• _Records to use_
######
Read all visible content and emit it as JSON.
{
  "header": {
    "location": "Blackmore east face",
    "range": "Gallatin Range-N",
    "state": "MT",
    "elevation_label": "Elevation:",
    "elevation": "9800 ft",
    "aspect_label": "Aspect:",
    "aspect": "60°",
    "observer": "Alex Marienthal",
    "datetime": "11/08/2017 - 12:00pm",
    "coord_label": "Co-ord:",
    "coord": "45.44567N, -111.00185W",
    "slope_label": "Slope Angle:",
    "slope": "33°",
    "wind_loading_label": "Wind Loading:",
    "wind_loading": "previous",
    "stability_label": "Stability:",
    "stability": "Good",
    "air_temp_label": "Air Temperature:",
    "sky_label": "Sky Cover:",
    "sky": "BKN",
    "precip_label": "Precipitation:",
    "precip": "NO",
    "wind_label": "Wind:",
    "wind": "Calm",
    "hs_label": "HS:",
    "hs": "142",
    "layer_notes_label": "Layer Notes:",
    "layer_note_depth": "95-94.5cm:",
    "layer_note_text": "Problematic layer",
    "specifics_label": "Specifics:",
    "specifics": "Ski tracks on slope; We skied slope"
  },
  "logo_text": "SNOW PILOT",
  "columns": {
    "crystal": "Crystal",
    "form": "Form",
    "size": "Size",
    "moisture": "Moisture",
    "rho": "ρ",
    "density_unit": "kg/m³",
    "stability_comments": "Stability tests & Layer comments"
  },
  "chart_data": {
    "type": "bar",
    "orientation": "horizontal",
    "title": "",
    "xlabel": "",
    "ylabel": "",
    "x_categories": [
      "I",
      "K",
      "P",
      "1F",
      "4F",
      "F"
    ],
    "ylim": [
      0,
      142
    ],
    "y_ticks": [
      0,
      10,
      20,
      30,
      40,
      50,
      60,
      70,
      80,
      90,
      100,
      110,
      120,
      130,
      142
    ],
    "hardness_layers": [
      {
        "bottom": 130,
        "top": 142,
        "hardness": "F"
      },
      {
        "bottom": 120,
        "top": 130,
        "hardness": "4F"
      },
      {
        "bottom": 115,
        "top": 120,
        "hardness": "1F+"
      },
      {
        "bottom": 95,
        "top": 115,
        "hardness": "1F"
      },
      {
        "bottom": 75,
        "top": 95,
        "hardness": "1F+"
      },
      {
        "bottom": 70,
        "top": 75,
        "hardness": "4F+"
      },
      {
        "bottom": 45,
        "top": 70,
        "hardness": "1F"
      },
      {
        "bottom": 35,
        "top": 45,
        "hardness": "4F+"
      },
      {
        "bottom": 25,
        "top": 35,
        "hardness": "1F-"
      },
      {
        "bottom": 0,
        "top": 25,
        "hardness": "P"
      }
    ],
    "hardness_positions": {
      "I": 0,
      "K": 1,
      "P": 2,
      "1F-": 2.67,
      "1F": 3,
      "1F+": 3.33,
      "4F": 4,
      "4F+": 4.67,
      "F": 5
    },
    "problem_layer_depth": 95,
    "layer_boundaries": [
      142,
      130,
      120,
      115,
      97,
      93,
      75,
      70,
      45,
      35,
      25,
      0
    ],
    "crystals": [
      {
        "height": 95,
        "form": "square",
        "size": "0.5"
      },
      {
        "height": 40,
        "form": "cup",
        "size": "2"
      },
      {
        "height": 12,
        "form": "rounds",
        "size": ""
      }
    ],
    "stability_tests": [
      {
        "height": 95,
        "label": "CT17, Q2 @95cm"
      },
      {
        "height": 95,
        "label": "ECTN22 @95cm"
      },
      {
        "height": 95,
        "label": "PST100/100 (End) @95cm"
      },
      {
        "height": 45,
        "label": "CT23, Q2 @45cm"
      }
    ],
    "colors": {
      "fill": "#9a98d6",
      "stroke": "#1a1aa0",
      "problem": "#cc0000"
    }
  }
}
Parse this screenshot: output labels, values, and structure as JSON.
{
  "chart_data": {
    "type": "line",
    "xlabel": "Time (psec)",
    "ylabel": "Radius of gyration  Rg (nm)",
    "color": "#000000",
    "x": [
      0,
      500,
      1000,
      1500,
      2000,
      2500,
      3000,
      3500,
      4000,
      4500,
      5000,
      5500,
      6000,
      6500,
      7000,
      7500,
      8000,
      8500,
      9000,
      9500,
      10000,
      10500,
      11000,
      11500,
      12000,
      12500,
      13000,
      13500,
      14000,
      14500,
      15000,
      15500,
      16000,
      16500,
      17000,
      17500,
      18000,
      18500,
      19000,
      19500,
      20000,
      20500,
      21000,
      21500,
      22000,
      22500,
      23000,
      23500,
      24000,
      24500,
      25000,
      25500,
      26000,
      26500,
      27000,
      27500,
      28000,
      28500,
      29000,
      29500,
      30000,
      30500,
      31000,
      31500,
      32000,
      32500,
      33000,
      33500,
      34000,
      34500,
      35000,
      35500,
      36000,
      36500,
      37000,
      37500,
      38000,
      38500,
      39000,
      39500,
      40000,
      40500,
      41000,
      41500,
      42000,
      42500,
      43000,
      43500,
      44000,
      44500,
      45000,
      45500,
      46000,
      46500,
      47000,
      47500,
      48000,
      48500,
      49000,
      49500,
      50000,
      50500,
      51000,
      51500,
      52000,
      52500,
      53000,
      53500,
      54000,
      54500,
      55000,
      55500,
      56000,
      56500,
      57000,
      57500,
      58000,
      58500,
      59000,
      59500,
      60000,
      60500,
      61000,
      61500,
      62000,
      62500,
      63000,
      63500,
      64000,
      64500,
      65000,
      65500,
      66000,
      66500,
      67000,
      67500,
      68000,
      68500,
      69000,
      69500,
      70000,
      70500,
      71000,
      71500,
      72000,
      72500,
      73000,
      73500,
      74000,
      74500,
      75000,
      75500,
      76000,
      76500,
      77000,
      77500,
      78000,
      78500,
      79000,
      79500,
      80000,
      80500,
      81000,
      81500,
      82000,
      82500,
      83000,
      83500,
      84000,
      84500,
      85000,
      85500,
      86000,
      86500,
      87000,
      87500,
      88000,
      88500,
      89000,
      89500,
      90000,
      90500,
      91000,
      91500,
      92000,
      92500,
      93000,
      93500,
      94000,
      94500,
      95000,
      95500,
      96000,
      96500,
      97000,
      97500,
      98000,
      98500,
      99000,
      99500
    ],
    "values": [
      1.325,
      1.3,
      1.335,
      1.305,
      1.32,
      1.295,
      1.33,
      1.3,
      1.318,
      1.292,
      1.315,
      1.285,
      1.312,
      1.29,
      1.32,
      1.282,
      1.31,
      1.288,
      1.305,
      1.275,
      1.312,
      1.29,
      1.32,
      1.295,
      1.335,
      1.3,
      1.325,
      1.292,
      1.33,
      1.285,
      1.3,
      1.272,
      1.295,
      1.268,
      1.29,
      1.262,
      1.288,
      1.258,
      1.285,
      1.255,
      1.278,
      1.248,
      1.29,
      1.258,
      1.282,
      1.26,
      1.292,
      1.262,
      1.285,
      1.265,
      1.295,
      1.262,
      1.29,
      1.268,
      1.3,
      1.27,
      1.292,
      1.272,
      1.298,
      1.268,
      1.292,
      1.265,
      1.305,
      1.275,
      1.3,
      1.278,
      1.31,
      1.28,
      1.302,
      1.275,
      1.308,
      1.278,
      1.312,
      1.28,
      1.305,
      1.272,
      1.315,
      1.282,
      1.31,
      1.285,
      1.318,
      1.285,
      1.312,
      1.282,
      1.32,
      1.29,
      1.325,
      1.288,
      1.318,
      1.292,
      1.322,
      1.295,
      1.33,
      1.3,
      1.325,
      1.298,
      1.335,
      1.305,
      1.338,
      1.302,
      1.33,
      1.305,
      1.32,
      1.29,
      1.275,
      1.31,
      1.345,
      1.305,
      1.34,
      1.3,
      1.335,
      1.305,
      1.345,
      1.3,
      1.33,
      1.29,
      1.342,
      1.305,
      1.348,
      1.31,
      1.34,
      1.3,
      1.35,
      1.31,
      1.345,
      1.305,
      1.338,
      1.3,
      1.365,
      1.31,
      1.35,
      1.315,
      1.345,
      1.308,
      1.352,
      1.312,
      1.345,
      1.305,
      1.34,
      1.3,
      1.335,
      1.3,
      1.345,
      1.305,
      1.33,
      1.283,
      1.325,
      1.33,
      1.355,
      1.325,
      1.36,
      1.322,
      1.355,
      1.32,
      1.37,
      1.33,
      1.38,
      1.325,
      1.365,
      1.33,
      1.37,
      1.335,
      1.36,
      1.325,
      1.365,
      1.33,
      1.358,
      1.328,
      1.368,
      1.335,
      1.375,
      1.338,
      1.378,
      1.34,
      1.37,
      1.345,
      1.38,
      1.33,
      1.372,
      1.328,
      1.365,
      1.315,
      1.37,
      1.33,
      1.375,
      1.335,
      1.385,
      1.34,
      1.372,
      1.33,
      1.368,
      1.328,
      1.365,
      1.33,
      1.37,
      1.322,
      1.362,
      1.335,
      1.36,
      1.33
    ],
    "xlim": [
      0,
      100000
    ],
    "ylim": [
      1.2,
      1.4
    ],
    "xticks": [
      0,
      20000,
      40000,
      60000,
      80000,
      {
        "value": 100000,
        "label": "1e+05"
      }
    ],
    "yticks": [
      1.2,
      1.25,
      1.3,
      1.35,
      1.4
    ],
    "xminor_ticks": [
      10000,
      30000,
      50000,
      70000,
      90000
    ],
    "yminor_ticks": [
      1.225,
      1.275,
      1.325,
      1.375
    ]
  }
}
######
From the data above, show each line that contains "values".

• _Finished task_
Parse this screenshot: output labels, values, and structure as JSON.
    "values": [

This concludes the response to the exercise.